- AIM: Scan the listing below. Report each line that includes "Иркутск".

========================

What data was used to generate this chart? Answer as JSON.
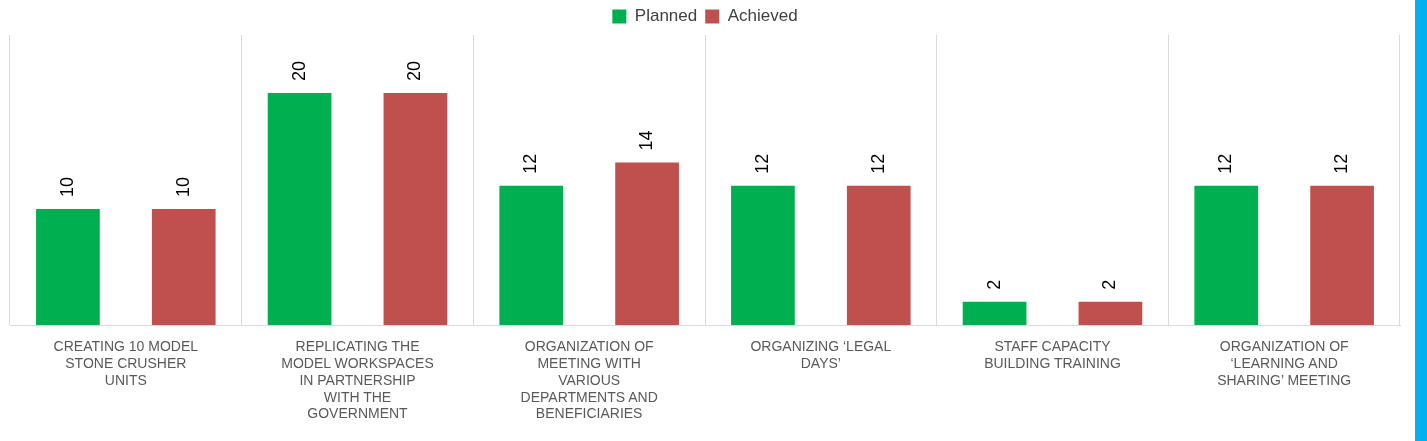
{
  "chart_data": {
    "type": "bar",
    "categories": [
      "CREATING 10 MODEL STONE CRUSHER UNITS",
      "REPLICATING THE MODEL WORKSPACES IN PARTNERSHIP WITH THE GOVERNMENT",
      "ORGANIZATION OF MEETING WITH VARIOUS DEPARTMENTS AND BENEFICIARIES",
      "ORGANIZING ‘LEGAL DAYS’",
      "STAFF CAPACITY BUILDING TRAINING",
      "ORGANIZATION OF ‘LEARNING AND SHARING’ MEETING"
    ],
    "series": [
      {
        "name": "Planned",
        "color": "#00b050",
        "values": [
          10,
          20,
          12,
          12,
          2,
          12
        ]
      },
      {
        "name": "Achieved",
        "color": "#c0504d",
        "values": [
          10,
          20,
          14,
          12,
          2,
          12
        ]
      }
    ],
    "ylim": [
      0,
      25
    ],
    "grid": "x",
    "legend": "top",
    "tick_labels": "x",
    "data_labels": true
  }
}
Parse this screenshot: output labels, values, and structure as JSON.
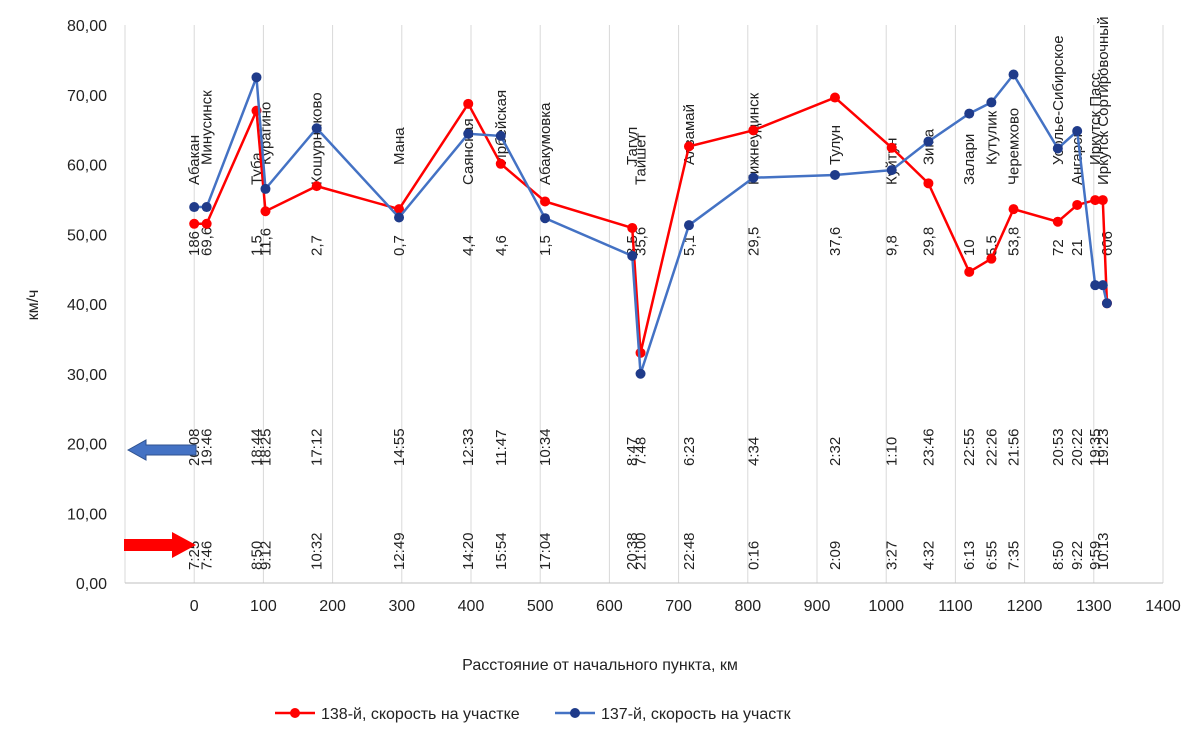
{
  "chart_data": {
    "type": "line",
    "title": "",
    "xlabel": "Расстояние от начального пункта, км",
    "ylabel": "км/ч",
    "xlim": [
      -100,
      1400
    ],
    "ylim": [
      0,
      80
    ],
    "x_ticks": [
      "0",
      "100",
      "200",
      "300",
      "400",
      "500",
      "600",
      "700",
      "800",
      "900",
      "1000",
      "1100",
      "1200",
      "1300",
      "1400"
    ],
    "y_ticks": [
      "0,00",
      "10,00",
      "20,00",
      "30,00",
      "40,00",
      "50,00",
      "60,00",
      "70,00",
      "80,00"
    ],
    "grid": "vertical",
    "legend_position": "bottom",
    "series": [
      {
        "name": "138-й, скорость на участке",
        "color": "#ff0000",
        "points": [
          [
            0,
            51.5
          ],
          [
            18,
            51.5
          ],
          [
            90,
            67.7
          ],
          [
            103,
            53.3
          ],
          [
            177,
            56.9
          ],
          [
            296,
            53.6
          ],
          [
            396,
            68.7
          ],
          [
            443,
            60.1
          ],
          [
            507,
            54.7
          ],
          [
            633,
            50.9
          ],
          [
            645,
            33.0
          ],
          [
            715,
            62.6
          ],
          [
            808,
            64.9
          ],
          [
            926,
            69.6
          ],
          [
            1008,
            62.4
          ],
          [
            1061,
            57.3
          ],
          [
            1120,
            44.6
          ],
          [
            1152,
            46.5
          ],
          [
            1184,
            53.6
          ],
          [
            1248,
            51.8
          ],
          [
            1276,
            54.2
          ],
          [
            1302,
            54.9
          ],
          [
            1313,
            54.9
          ],
          [
            1319,
            40.1
          ]
        ]
      },
      {
        "name": "137-й, скорость на участк",
        "color": "#1f3b8a",
        "points": [
          [
            0,
            53.9
          ],
          [
            18,
            53.9
          ],
          [
            90,
            72.5
          ],
          [
            103,
            56.5
          ],
          [
            177,
            65.2
          ],
          [
            296,
            52.4
          ],
          [
            396,
            64.4
          ],
          [
            443,
            64.1
          ],
          [
            507,
            52.3
          ],
          [
            633,
            46.9
          ],
          [
            645,
            30.0
          ],
          [
            715,
            51.3
          ],
          [
            808,
            58.1
          ],
          [
            926,
            58.5
          ],
          [
            1008,
            59.2
          ],
          [
            1061,
            63.3
          ],
          [
            1120,
            67.3
          ],
          [
            1152,
            68.9
          ],
          [
            1184,
            72.9
          ],
          [
            1248,
            62.3
          ],
          [
            1276,
            64.8
          ],
          [
            1302,
            42.7
          ],
          [
            1313,
            42.7
          ],
          [
            1319,
            40.1
          ]
        ]
      }
    ],
    "stations": [
      {
        "name": "Абакан",
        "x": 0
      },
      {
        "name": "Минусинск",
        "x": 18
      },
      {
        "name": "Туба",
        "x": 90
      },
      {
        "name": "Курагино",
        "x": 103
      },
      {
        "name": "Кошурниково",
        "x": 177
      },
      {
        "name": "Мана",
        "x": 296
      },
      {
        "name": "Саянская",
        "x": 396
      },
      {
        "name": "Ирбейская",
        "x": 443
      },
      {
        "name": "Абакумовка",
        "x": 507
      },
      {
        "name": "Тагул",
        "x": 633
      },
      {
        "name": "Тайшет",
        "x": 645
      },
      {
        "name": "Алзамай",
        "x": 715
      },
      {
        "name": "Нижнеудинск",
        "x": 808
      },
      {
        "name": "Тулун",
        "x": 926
      },
      {
        "name": "Куйтун",
        "x": 1008
      },
      {
        "name": "Зима",
        "x": 1061
      },
      {
        "name": "Залари",
        "x": 1120
      },
      {
        "name": "Кутулик",
        "x": 1152
      },
      {
        "name": "Черемхово",
        "x": 1184
      },
      {
        "name": "Усолье-Сибирское",
        "x": 1248
      },
      {
        "name": "Ангарск",
        "x": 1276
      },
      {
        "name": "Иркутск Пасс.",
        "x": 1302
      },
      {
        "name": "Иркутск Сортировочный",
        "x": 1313
      }
    ],
    "segment_labels": [
      {
        "text": "186",
        "x": 0
      },
      {
        "text": "69,6",
        "x": 18
      },
      {
        "text": "1,5",
        "x": 90
      },
      {
        "text": "11,6",
        "x": 103
      },
      {
        "text": "2,7",
        "x": 177
      },
      {
        "text": "0,7",
        "x": 296
      },
      {
        "text": "4,4",
        "x": 396
      },
      {
        "text": "4,6",
        "x": 443
      },
      {
        "text": "1,5",
        "x": 507
      },
      {
        "text": "8,5",
        "x": 633
      },
      {
        "text": "35,6",
        "x": 645
      },
      {
        "text": "5,1",
        "x": 715
      },
      {
        "text": "29,5",
        "x": 808
      },
      {
        "text": "37,6",
        "x": 926
      },
      {
        "text": "9,8",
        "x": 1008
      },
      {
        "text": "29,8",
        "x": 1061
      },
      {
        "text": "10",
        "x": 1120
      },
      {
        "text": "5,5",
        "x": 1152
      },
      {
        "text": "53,8",
        "x": 1184
      },
      {
        "text": "72",
        "x": 1248
      },
      {
        "text": "21",
        "x": 1276
      },
      {
        "text": "606",
        "x": 1319
      }
    ],
    "schedule_137": [
      {
        "time": "20:08",
        "x": 0
      },
      {
        "time": "19:46",
        "x": 18
      },
      {
        "time": "18:44",
        "x": 90
      },
      {
        "time": "18:25",
        "x": 103
      },
      {
        "time": "17:12",
        "x": 177
      },
      {
        "time": "14:55",
        "x": 296
      },
      {
        "time": "12:33",
        "x": 396
      },
      {
        "time": "11:47",
        "x": 443
      },
      {
        "time": "10:34",
        "x": 507
      },
      {
        "time": "8:47",
        "x": 633
      },
      {
        "time": "7:48",
        "x": 645
      },
      {
        "time": "6:23",
        "x": 715
      },
      {
        "time": "4:34",
        "x": 808
      },
      {
        "time": "2:32",
        "x": 926
      },
      {
        "time": "1:10",
        "x": 1008
      },
      {
        "time": "23:46",
        "x": 1061
      },
      {
        "time": "22:55",
        "x": 1120
      },
      {
        "time": "22:26",
        "x": 1152
      },
      {
        "time": "21:56",
        "x": 1184
      },
      {
        "time": "20:53",
        "x": 1248
      },
      {
        "time": "20:22",
        "x": 1276
      },
      {
        "time": "19:35",
        "x": 1302
      },
      {
        "time": "19:23",
        "x": 1313
      }
    ],
    "schedule_138": [
      {
        "time": "7:25",
        "x": 0
      },
      {
        "time": "7:46",
        "x": 18
      },
      {
        "time": "8:50",
        "x": 90
      },
      {
        "time": "9:12",
        "x": 103
      },
      {
        "time": "10:32",
        "x": 177
      },
      {
        "time": "12:49",
        "x": 296
      },
      {
        "time": "14:20",
        "x": 396
      },
      {
        "time": "15:54",
        "x": 443
      },
      {
        "time": "17:04",
        "x": 507
      },
      {
        "time": "20:38",
        "x": 633
      },
      {
        "time": "21:00",
        "x": 645
      },
      {
        "time": "22:48",
        "x": 715
      },
      {
        "time": "0:16",
        "x": 808
      },
      {
        "time": "2:09",
        "x": 926
      },
      {
        "time": "3:27",
        "x": 1008
      },
      {
        "time": "4:32",
        "x": 1061
      },
      {
        "time": "6:13",
        "x": 1120
      },
      {
        "time": "6:55",
        "x": 1152
      },
      {
        "time": "7:35",
        "x": 1184
      },
      {
        "time": "8:50",
        "x": 1248
      },
      {
        "time": "9:22",
        "x": 1276
      },
      {
        "time": "9:59",
        "x": 1302
      },
      {
        "time": "10:13",
        "x": 1313
      }
    ],
    "direction_137_arrow_color": "#4472c4",
    "direction_138_arrow_color": "#ff0000"
  }
}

========================

- WRITTEN SOLUTION:
        "name": "Иркутск Пасс.",
        "name": "Иркутск Сортировочный",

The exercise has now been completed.